__Exercise prompt__
Set out each line from the following listing that includes the word "是故学然后知不足".

---*---

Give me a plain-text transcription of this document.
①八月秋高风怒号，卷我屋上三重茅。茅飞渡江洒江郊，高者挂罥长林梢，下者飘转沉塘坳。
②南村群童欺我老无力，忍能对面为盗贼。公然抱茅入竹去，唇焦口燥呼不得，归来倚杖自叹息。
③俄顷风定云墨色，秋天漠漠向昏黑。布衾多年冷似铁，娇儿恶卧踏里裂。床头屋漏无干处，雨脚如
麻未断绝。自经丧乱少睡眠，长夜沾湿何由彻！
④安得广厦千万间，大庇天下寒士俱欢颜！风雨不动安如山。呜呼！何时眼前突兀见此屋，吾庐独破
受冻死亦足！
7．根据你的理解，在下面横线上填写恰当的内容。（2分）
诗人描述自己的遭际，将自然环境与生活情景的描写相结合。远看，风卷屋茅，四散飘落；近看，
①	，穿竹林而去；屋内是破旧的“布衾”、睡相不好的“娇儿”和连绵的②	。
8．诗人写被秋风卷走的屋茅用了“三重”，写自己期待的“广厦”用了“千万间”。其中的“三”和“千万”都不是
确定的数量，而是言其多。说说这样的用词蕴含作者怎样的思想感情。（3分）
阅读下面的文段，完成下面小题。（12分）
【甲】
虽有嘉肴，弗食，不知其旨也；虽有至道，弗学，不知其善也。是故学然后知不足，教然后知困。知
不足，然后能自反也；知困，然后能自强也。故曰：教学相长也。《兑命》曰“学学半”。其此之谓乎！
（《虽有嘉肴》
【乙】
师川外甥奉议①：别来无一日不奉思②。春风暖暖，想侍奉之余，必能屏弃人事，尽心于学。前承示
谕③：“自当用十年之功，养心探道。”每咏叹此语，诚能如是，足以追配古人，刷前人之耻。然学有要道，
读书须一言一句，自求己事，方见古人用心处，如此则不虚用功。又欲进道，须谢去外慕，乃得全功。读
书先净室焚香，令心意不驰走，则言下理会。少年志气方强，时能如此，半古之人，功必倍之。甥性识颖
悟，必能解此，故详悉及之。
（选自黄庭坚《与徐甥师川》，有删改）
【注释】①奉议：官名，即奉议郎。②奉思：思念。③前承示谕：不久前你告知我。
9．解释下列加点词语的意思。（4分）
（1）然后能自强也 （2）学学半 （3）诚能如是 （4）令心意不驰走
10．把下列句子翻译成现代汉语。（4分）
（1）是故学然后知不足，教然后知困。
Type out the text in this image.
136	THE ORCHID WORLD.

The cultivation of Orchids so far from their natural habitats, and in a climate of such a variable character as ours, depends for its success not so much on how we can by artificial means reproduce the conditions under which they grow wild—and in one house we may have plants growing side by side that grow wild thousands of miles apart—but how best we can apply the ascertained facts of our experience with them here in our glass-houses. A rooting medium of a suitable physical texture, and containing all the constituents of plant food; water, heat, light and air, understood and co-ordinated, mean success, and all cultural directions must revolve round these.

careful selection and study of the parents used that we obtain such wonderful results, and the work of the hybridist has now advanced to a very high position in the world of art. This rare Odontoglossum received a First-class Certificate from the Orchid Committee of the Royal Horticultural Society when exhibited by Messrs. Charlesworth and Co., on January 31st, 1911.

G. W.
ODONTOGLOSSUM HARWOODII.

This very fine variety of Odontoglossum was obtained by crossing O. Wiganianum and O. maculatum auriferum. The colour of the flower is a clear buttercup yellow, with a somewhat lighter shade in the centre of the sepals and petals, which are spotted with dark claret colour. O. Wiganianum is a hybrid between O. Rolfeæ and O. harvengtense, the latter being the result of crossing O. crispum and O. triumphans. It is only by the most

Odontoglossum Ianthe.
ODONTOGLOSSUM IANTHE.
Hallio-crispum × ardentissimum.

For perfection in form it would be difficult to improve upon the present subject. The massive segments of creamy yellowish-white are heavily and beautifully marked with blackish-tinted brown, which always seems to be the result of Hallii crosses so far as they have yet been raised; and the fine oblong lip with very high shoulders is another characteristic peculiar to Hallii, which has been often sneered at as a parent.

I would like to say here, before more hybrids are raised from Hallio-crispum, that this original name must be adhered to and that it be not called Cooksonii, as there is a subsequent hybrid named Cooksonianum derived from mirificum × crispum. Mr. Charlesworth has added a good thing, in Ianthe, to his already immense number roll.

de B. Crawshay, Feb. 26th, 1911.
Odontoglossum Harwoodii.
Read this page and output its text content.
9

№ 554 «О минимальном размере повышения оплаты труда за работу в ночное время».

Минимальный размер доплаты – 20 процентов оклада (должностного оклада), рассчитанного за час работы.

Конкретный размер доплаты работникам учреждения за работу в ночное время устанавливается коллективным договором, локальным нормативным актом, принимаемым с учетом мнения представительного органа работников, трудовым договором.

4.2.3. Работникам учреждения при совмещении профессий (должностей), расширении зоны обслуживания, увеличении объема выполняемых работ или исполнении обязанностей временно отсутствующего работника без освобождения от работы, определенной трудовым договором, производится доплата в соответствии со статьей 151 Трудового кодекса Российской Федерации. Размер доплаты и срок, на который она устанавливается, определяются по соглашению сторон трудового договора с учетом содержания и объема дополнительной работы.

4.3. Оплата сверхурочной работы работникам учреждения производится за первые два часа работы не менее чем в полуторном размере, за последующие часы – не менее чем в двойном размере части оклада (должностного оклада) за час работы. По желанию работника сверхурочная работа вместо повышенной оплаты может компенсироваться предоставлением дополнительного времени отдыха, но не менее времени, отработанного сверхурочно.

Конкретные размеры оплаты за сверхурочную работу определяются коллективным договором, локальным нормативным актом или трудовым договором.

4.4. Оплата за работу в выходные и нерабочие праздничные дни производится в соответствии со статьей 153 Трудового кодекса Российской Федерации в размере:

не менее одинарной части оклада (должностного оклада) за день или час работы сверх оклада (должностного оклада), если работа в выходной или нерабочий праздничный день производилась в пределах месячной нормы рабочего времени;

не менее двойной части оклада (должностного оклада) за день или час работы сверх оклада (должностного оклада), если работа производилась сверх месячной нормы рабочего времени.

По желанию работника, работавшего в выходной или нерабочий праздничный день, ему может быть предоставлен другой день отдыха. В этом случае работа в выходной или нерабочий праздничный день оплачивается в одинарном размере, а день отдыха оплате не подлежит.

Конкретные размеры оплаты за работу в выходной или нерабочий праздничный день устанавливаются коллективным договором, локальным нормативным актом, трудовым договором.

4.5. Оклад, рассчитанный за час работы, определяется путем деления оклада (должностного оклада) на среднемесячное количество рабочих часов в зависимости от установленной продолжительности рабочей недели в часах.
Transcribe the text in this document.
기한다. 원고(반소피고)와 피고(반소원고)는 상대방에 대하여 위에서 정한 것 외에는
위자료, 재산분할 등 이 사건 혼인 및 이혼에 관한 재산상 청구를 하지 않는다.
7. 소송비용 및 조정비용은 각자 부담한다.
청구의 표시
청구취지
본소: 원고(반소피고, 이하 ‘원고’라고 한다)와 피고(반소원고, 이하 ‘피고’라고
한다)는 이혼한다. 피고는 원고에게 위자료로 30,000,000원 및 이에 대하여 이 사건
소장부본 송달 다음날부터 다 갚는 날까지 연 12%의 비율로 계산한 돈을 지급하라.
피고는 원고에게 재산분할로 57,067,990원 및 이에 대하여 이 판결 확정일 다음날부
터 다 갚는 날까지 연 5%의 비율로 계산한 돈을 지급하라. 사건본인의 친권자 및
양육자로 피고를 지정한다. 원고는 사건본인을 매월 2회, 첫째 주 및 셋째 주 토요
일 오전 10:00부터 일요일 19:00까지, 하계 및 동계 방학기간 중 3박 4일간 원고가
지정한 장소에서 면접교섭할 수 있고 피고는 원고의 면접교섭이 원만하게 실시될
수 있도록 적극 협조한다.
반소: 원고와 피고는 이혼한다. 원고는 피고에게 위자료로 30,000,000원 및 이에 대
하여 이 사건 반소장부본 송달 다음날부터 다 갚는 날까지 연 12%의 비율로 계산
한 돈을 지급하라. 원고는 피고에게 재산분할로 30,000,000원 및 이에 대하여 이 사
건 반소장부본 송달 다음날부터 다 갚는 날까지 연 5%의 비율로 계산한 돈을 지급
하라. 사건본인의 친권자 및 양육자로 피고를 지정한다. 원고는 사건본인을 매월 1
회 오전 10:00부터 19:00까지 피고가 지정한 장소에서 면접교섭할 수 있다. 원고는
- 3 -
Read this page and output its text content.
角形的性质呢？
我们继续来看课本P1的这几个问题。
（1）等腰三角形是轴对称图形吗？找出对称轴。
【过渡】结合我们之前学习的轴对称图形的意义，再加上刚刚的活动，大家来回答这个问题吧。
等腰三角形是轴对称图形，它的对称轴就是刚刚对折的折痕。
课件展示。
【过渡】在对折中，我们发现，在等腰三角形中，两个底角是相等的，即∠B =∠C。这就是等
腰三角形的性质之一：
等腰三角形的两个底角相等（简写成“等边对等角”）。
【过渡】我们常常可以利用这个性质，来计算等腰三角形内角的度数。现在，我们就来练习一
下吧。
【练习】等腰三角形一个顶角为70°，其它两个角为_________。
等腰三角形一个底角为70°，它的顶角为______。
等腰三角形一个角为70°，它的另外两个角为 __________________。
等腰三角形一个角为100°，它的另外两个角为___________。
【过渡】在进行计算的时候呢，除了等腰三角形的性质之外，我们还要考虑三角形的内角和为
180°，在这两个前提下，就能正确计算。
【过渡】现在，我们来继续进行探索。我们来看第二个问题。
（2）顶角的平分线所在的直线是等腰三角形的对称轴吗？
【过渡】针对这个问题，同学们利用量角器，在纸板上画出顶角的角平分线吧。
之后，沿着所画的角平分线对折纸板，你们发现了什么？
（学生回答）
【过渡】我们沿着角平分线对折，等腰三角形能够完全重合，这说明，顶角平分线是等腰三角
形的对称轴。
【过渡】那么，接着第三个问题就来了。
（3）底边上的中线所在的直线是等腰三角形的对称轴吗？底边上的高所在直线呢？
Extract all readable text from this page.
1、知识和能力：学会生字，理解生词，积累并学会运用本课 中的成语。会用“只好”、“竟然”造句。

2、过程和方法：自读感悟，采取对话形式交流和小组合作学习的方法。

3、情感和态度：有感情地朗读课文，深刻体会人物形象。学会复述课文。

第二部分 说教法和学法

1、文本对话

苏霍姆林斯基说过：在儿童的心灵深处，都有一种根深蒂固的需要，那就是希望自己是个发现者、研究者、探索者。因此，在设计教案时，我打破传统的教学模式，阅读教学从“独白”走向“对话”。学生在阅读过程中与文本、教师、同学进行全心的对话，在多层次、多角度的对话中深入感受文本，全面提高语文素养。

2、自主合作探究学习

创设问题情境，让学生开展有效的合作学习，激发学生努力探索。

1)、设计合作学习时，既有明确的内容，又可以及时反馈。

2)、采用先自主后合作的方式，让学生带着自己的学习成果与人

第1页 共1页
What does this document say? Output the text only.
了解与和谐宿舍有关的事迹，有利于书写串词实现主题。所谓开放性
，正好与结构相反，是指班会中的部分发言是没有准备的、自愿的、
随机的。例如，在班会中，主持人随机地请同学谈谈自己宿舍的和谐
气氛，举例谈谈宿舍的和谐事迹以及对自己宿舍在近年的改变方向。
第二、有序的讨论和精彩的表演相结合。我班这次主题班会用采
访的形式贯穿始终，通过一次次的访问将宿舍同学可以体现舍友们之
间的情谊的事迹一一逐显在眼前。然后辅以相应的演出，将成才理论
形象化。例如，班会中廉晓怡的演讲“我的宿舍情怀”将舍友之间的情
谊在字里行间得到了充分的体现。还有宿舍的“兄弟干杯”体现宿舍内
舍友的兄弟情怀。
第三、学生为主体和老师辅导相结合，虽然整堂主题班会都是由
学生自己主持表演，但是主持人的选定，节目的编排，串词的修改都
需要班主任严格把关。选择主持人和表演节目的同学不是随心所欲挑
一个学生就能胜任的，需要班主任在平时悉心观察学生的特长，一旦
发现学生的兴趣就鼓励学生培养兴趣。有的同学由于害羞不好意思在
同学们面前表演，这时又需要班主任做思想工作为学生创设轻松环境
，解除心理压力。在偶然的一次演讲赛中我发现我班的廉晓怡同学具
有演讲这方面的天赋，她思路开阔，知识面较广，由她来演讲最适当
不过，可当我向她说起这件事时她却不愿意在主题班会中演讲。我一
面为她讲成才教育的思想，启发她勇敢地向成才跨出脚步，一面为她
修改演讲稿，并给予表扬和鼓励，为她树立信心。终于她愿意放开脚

---*---

__Solution for this task__
虽有嘉肴，弗食，不知其旨也；虽有至道，弗学，不知其善也。是故学然后知不足，教然后知困。知
（1）是故学然后知不足，教然后知困。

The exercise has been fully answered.